EXTRACTED MATERIAL:
○ ○ ○
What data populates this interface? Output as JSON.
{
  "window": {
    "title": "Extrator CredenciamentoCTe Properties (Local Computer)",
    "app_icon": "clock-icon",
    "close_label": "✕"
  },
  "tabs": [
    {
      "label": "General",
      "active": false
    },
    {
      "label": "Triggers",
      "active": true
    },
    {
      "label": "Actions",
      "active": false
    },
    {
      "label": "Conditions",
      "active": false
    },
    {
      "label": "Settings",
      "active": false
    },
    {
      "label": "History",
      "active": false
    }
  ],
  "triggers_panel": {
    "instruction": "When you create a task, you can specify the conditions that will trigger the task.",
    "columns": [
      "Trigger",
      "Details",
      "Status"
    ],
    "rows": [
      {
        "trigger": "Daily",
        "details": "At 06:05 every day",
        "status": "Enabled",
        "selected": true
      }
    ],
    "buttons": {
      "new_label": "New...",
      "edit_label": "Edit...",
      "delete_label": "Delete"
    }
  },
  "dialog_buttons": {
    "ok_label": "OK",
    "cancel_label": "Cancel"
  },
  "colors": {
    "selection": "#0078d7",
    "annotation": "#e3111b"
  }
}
○ ○ ○
EXERCISE DETAILS: Output the full listing without altering anything.

ANSWER:
What data populates this interface? Output as JSON.
{
  "window": {
    "title": "Extrator CredenciamentoCTe Properties (Local Computer)",
    "app_icon": "clock-icon",
    "close_label": "✕"
  },
  "tabs": [
    {
      "label": "General",
      "active": false
    },
    {
      "label": "Triggers",
      "active": true
    },
    {
      "label": "Actions",
      "active": false
    },
    {
      "label": "Conditions",
      "active": false
    },
    {
      "label": "Settings",
      "active": false
    },
    {
      "label": "History",
      "active": false
    }
  ],
  "triggers_panel": {
    "instruction": "When you create a task, you can specify the conditions that will trigger the task.",
    "columns": [
      "Trigger",
      "Details",
      "Status"
    ],
    "rows": [
      {
        "trigger": "Daily",
        "details": "At 06:05 every day",
        "status": "Enabled",
        "selected": true
      }
    ],
    "buttons": {
      "new_label": "New...",
      "edit_label": "Edit...",
      "delete_label": "Delete"
    }
  },
  "dialog_buttons": {
    "ok_label": "OK",
    "cancel_label": "Cancel"
  },
  "colors": {
    "selection": "#0078d7",
    "annotation": "#e3111b"
  }
}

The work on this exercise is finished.